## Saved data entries
— Begin —
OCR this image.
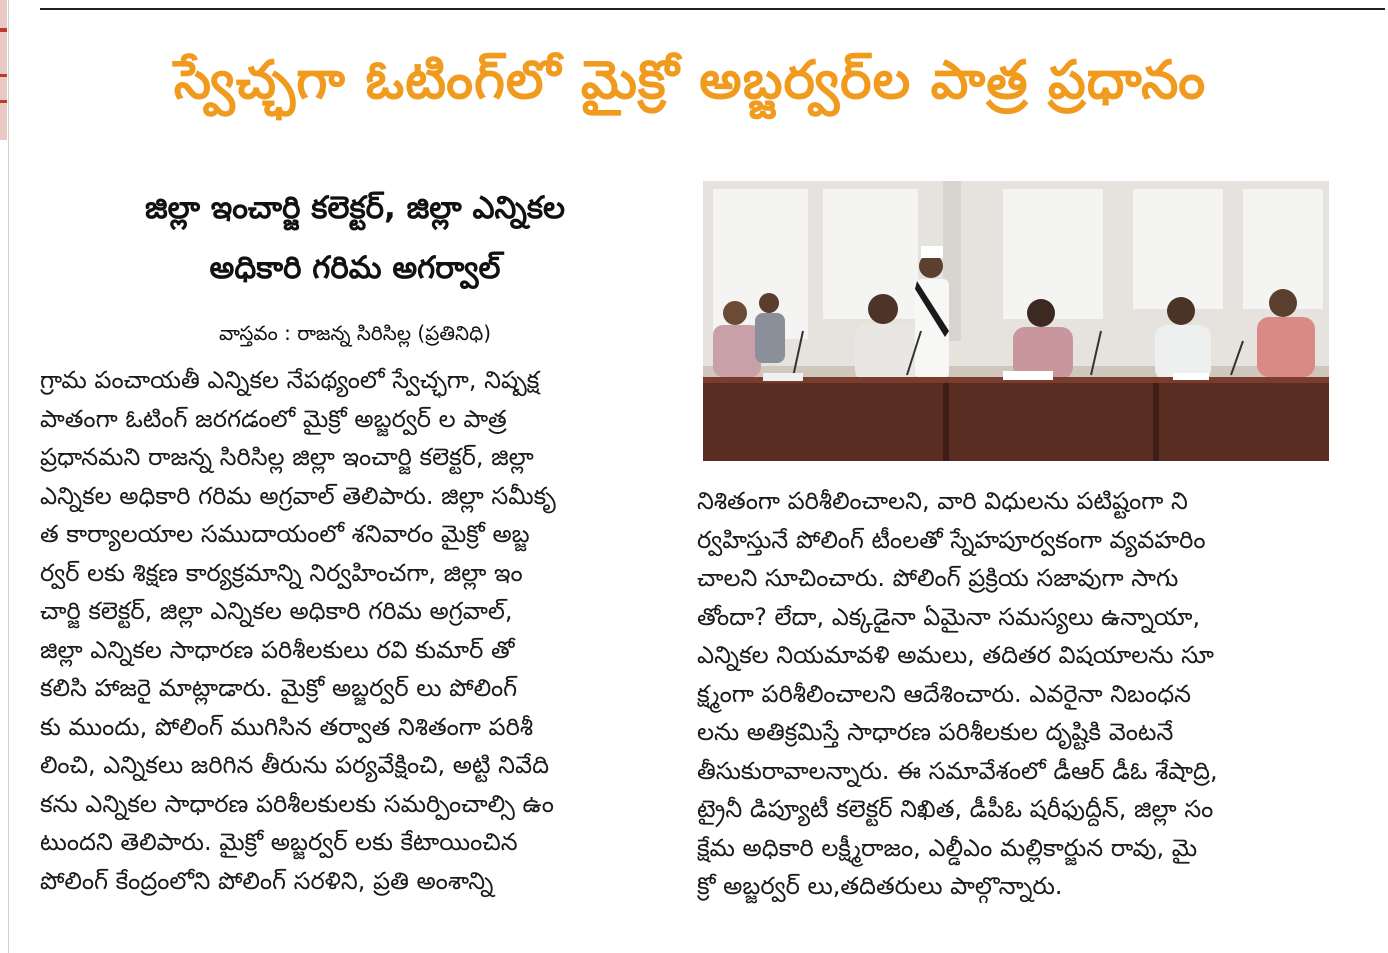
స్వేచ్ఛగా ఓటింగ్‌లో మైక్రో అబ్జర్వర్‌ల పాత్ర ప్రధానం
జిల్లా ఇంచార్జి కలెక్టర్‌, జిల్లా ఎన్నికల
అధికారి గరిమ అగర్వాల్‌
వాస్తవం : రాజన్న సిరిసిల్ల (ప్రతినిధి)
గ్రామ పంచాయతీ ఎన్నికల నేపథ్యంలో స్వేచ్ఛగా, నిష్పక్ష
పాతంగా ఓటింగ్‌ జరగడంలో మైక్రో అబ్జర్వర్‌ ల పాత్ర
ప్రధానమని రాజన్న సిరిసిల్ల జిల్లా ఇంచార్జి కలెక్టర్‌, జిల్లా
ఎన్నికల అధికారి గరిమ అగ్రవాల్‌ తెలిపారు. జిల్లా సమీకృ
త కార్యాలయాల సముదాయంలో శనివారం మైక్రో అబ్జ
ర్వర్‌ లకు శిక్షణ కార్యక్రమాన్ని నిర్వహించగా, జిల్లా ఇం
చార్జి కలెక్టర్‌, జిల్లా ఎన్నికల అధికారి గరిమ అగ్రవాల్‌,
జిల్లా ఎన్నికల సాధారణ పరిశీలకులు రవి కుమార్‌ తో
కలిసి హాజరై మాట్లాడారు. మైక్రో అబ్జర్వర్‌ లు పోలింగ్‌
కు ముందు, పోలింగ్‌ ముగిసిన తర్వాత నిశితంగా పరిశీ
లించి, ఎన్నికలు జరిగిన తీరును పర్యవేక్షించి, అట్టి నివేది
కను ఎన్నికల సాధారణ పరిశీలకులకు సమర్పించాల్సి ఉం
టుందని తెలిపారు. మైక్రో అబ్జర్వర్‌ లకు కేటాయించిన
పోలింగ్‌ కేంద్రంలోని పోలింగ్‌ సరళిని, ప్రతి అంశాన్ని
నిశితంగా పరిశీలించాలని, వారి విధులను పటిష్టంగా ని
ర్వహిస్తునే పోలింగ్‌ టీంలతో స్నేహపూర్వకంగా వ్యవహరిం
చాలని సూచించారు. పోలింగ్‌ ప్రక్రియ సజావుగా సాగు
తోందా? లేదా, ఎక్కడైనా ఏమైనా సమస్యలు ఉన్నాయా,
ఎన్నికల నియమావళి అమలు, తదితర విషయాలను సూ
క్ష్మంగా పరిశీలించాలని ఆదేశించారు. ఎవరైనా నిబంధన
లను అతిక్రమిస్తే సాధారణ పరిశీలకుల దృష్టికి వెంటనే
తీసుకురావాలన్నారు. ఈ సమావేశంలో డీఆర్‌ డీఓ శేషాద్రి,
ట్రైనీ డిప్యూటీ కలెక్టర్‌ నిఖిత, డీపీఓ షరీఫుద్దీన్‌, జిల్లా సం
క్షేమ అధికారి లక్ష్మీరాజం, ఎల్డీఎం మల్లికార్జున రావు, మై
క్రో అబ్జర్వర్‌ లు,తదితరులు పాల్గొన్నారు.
— End —
— Begin —
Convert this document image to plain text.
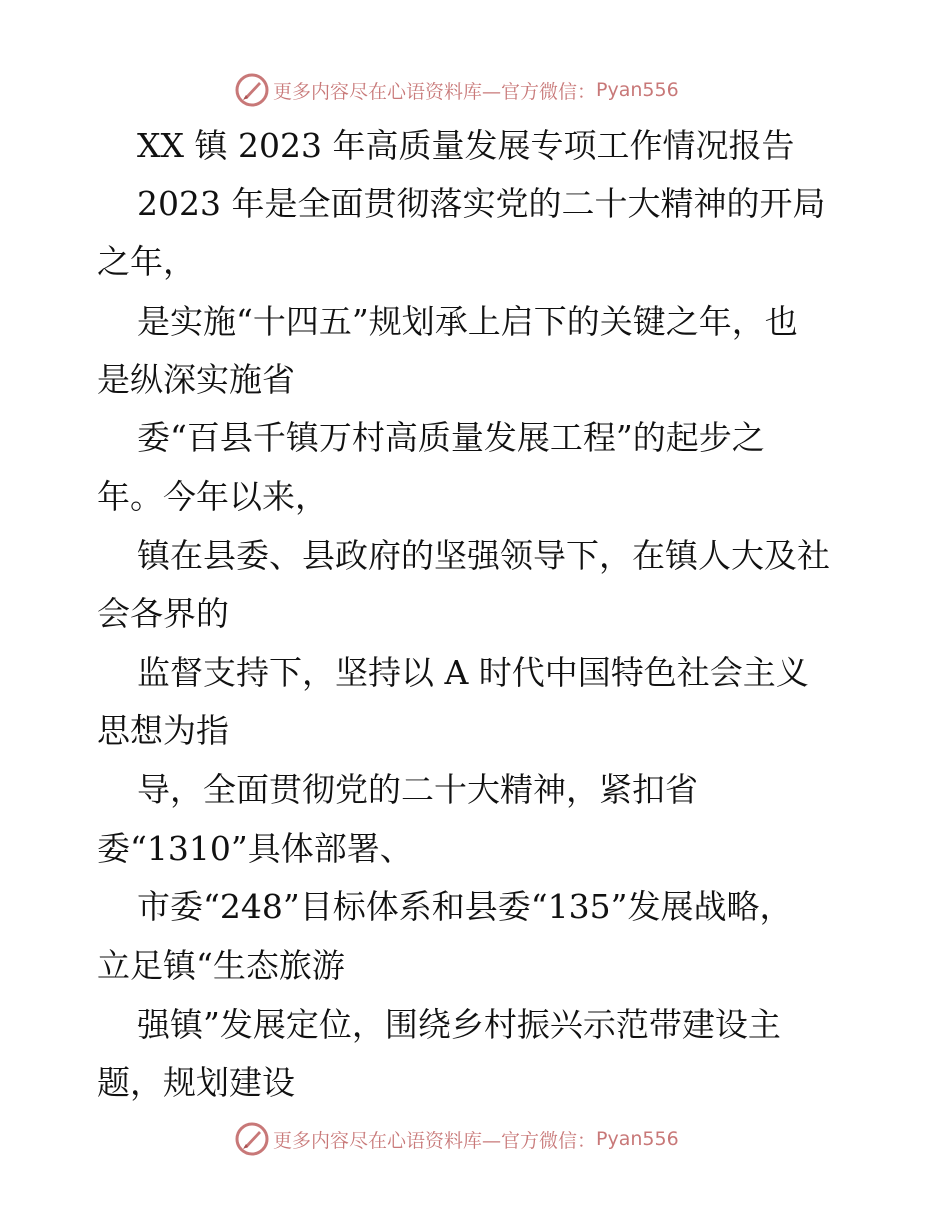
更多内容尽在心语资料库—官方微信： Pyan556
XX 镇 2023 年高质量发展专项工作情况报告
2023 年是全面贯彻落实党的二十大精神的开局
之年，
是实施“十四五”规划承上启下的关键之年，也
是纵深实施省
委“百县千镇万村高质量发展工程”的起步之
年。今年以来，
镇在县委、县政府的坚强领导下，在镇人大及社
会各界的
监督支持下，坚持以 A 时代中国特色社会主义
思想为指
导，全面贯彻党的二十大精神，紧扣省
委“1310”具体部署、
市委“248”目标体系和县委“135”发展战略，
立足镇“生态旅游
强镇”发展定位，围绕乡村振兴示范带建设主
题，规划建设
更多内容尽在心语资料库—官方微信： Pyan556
— End —
Report only how many lines in the listing contain the string "this".

## FINISHED ANSWER
2